■ **TASK TO CARRY OUT**: Revise the passage on battery models, starting at "¹ AFEC = average" and ending at "for this case.". Replace "lithium batteries" with "Li-ion batteries" wherever it occurs.

■ **EXTRACT TO READ**:
BEGIN
¹ AFEC = average full equivalent cycles. RCC = rainflow cycle counting.; ² PV power (kWp)/Diesel generator power (kVA)/Wind turbine power (kW)/Battery bank capacity (kWh); ³ LF = load following. CC = cycle charging.

. It is considered that the lithium batteries used can be LiFePO4/graphite or LiCoO2/graphite. Wang et al.’s model proved the most optimistic even when compared to the Groot model when the temperature rises, whereas Saxena’s model showed similar results for different temperatures because it is based on the SOC.

It is observed in the results of Table 7 that even with the most pessimistic model, the NPC and LCOE are much lower than those of lead–acid battery optimizations using the realistic Schiffer model (Table 6), leading to the conclusion that lithium batteries are suitable for this case.
END
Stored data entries
BEGIN
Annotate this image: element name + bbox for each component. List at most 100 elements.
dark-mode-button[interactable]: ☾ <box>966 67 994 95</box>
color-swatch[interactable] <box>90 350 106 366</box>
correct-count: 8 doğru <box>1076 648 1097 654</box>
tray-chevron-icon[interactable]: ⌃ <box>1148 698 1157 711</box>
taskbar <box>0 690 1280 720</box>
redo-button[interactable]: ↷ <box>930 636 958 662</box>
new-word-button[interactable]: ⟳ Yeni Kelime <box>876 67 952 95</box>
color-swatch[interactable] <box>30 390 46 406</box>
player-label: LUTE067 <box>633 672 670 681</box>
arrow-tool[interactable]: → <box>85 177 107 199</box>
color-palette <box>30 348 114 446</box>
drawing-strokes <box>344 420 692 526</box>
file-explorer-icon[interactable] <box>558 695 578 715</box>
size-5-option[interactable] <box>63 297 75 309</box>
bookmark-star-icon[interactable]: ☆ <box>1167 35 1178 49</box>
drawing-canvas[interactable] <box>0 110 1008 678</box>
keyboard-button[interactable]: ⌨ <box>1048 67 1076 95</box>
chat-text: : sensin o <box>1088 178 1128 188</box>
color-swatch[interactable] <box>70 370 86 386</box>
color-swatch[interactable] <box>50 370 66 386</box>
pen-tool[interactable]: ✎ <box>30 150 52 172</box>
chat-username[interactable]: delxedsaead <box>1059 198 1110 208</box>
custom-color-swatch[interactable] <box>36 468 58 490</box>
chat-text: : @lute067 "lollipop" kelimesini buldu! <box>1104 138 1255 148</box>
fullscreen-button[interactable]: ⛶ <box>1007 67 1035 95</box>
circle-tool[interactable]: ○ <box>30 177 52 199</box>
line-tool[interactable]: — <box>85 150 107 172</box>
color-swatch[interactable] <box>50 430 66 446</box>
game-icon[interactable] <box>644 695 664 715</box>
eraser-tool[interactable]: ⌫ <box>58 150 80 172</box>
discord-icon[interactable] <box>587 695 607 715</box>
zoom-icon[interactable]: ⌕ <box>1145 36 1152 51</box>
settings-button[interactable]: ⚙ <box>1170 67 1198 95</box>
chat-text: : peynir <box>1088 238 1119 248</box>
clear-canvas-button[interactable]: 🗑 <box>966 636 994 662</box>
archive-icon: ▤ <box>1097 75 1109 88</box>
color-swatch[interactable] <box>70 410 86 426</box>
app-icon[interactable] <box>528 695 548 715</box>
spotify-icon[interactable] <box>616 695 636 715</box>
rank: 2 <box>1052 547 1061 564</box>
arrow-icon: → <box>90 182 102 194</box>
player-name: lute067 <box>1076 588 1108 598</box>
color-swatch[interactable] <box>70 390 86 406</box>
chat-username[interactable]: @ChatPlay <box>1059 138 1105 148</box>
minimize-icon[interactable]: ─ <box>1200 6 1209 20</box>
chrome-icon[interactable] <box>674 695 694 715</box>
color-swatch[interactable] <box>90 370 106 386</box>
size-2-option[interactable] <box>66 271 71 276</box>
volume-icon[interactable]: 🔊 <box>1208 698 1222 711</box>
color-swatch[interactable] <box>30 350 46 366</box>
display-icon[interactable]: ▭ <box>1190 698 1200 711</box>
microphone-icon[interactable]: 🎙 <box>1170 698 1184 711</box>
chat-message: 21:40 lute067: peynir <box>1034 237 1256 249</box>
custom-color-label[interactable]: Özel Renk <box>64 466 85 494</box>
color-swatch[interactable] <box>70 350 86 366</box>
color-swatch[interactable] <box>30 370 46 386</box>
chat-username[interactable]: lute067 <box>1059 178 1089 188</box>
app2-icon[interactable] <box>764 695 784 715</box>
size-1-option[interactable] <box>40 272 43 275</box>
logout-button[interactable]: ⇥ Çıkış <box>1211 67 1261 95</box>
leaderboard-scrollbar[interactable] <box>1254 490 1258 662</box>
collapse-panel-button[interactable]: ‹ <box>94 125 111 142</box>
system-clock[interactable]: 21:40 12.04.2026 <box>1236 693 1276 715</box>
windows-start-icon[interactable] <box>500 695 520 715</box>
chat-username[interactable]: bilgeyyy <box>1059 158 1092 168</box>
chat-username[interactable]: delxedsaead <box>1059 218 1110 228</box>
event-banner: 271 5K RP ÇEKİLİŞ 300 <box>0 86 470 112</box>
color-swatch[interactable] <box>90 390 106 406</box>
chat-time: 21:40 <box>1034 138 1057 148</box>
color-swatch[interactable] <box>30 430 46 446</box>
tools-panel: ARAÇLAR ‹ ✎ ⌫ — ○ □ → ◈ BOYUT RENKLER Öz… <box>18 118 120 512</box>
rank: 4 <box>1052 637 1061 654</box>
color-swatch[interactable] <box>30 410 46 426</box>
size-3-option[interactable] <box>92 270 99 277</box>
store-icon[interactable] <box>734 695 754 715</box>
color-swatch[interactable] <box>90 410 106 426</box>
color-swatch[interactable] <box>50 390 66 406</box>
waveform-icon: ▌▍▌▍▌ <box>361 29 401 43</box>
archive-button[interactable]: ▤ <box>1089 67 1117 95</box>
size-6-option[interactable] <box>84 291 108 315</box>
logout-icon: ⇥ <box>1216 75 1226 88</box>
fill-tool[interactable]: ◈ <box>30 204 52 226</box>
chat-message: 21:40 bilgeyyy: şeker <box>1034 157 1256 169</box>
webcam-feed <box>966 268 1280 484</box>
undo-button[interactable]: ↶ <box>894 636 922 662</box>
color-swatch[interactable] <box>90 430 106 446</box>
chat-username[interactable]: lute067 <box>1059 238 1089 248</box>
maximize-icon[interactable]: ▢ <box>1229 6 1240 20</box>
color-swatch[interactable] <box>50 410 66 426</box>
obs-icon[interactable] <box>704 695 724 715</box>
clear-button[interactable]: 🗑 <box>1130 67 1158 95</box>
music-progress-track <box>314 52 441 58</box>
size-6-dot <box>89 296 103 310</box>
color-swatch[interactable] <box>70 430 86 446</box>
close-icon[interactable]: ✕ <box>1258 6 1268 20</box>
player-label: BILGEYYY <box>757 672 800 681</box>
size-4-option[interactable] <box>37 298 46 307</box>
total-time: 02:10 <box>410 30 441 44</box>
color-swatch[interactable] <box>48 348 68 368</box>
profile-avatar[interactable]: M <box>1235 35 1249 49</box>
END
■ **EXERCISE RESPONSE**:
¹ AFEC = average full equivalent cycles. RCC = rainflow cycle counting.; ² PV power (kWp)/Diesel generator power (kVA)/Wind turbine power (kW)/Battery bank capacity (kWh); ³ LF = load following. CC = cycle charging.

. It is considered that the Li-ion batteries used can be LiFePO4/graphite or LiCoO2/graphite. Wang et al.’s model proved the most optimistic even when compared to the Groot model when the temperature rises, whereas Saxena’s model showed similar results for different temperatures because it is based on the SOC.

It is observed in the results of Table 7 that even with the most pessimistic model, the NPC and LCOE are much lower than those of lead–acid battery optimizations using the realistic Schiffer model (Table 6), leading to the conclusion that Li-ion batteries are suitable for this case.